(Lines of data)

▼

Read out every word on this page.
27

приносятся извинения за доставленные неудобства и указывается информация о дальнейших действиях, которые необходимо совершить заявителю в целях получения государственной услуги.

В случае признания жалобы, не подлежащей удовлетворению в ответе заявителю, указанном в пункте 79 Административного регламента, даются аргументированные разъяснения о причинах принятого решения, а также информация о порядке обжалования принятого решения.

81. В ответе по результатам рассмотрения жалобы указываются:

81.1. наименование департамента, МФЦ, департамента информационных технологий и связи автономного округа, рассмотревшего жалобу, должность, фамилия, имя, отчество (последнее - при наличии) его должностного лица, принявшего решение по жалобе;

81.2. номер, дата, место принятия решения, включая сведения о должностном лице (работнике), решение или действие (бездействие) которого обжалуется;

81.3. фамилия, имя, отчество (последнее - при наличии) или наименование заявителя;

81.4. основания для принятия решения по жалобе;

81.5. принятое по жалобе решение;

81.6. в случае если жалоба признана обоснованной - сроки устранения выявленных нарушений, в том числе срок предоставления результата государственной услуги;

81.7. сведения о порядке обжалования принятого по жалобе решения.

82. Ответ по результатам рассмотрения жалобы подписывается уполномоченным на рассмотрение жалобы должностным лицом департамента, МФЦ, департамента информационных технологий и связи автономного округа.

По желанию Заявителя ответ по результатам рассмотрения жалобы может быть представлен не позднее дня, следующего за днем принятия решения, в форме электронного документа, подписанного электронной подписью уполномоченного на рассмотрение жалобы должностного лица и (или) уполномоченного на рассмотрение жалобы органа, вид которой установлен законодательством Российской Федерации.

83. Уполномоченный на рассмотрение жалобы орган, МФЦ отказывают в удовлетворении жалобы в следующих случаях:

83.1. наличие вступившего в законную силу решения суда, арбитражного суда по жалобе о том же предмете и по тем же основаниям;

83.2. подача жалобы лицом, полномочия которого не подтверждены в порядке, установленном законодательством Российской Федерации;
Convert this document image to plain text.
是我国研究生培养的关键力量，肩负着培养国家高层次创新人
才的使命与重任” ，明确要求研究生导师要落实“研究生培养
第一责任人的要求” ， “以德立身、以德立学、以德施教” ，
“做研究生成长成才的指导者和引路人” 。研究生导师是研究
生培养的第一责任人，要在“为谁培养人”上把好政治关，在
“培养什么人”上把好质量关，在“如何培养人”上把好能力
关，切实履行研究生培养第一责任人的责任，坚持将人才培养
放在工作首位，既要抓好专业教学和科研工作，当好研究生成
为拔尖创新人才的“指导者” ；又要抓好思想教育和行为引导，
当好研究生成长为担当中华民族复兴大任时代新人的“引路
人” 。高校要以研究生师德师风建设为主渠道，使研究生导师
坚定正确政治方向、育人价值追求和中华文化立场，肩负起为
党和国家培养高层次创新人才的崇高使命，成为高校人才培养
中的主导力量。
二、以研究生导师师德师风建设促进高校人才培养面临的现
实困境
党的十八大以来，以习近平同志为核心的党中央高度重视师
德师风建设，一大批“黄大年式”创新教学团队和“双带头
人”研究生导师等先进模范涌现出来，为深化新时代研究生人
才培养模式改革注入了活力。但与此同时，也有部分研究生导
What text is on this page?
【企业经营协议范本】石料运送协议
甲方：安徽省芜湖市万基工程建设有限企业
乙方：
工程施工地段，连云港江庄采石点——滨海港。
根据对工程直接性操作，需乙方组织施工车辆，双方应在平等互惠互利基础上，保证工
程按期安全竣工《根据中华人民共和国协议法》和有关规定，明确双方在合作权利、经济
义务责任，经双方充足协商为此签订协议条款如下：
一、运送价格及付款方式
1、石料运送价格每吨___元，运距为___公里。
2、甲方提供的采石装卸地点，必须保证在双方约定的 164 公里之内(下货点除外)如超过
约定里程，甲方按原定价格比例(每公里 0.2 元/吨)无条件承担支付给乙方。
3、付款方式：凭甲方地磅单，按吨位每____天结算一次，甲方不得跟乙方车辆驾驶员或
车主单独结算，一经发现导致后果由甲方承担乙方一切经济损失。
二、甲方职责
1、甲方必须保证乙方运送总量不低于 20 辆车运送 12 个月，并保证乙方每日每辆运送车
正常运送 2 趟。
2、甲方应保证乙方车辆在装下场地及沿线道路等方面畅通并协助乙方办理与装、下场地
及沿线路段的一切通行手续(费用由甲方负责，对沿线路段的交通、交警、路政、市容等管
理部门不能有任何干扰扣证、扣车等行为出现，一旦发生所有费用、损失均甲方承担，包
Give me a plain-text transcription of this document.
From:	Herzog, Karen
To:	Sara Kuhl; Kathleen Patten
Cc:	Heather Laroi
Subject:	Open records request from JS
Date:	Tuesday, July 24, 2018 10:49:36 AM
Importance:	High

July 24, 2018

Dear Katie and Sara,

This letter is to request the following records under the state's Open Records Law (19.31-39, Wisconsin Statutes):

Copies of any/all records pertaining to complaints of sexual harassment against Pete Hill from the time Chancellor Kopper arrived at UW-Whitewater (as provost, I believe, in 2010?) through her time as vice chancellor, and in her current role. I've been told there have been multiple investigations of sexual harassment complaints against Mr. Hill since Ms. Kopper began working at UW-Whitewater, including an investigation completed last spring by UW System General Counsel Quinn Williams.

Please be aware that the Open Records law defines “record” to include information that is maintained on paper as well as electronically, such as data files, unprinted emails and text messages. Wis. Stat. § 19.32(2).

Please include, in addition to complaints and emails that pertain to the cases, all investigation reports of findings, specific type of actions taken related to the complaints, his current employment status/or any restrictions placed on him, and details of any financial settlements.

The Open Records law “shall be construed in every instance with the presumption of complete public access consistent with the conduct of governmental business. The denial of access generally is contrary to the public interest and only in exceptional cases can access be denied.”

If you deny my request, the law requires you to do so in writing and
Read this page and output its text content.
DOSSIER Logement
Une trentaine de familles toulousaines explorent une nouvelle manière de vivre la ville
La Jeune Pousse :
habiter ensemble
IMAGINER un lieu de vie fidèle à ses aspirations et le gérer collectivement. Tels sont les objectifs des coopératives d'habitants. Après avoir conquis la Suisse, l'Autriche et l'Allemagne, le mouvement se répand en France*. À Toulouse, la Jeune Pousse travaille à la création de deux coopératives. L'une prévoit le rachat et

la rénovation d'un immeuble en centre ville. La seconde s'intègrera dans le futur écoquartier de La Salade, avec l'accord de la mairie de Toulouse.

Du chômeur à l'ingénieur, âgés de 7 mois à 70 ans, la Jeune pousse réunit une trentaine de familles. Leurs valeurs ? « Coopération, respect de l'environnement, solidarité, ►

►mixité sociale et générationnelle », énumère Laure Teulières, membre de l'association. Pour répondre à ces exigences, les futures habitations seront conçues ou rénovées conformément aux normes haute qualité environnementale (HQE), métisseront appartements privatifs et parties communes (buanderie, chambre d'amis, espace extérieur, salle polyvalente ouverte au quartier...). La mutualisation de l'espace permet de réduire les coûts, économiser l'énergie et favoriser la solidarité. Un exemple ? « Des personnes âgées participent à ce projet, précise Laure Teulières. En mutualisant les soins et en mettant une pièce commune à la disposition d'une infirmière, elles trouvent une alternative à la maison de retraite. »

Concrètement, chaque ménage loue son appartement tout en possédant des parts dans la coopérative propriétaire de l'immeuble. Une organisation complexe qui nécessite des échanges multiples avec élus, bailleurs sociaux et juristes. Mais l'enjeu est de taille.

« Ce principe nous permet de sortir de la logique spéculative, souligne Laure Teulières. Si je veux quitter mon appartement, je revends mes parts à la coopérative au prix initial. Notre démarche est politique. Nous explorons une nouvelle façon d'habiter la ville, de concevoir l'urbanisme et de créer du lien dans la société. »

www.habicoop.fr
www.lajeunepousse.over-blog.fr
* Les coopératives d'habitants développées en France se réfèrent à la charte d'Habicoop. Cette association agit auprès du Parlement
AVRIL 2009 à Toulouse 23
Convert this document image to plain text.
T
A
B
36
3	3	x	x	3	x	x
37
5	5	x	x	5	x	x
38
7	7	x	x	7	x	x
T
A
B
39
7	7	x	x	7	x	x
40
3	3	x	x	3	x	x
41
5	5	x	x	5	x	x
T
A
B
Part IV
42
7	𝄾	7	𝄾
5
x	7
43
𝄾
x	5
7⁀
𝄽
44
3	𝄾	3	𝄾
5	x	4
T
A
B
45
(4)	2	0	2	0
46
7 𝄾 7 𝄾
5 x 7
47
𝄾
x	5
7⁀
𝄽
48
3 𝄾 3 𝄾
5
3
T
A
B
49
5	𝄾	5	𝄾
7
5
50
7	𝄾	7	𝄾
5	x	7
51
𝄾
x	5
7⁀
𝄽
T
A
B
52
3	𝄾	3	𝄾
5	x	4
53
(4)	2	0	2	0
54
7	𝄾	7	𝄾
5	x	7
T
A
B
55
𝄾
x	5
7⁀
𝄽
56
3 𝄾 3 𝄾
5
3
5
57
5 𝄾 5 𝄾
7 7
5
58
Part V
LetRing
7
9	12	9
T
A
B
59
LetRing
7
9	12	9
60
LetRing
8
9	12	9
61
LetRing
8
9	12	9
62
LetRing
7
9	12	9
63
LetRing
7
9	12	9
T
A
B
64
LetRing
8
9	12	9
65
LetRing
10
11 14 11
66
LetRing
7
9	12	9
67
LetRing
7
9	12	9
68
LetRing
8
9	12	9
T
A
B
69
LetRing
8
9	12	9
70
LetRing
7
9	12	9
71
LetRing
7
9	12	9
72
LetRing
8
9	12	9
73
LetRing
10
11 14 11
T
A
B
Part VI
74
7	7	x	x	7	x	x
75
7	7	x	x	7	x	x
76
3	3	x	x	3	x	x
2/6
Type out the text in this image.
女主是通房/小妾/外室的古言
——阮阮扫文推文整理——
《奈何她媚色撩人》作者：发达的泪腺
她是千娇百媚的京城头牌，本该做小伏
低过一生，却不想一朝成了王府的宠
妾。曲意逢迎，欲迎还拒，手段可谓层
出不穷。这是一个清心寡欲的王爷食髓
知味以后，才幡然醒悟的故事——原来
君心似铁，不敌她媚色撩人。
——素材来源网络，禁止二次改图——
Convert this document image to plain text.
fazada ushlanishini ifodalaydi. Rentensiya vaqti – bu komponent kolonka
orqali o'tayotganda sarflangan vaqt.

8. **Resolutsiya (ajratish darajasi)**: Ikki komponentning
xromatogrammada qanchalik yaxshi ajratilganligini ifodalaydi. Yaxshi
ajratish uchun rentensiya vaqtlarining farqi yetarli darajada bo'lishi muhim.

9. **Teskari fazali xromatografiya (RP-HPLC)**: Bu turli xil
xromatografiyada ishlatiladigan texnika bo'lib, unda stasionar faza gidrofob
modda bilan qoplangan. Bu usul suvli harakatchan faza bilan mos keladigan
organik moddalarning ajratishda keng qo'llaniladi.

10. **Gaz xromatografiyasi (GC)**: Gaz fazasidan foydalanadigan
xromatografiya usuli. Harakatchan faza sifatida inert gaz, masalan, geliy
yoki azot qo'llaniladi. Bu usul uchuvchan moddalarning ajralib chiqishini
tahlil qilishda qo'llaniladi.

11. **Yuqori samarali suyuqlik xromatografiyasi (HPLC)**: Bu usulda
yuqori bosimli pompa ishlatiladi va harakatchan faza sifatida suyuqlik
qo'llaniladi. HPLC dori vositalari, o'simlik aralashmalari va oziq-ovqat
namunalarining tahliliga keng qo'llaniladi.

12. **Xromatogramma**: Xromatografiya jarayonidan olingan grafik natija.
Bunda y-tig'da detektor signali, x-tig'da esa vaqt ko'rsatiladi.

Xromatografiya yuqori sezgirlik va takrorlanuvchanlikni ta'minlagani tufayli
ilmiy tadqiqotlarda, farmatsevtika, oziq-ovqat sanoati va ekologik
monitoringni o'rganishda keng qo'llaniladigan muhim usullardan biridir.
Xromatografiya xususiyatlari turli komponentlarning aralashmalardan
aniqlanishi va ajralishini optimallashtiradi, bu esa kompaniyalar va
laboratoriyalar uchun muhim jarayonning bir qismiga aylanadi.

▲

[WRITTEN EXERCISE]:
Pull every line holding "keng" out of the records.

[TASK OUTPUT]:
organik moddalarning ajratishda keng qo'llaniladi.
namunalarining tahliliga keng qo'llaniladi.
monitoringni o'rganishda keng qo'llaniladigan muhim usullardan biridir.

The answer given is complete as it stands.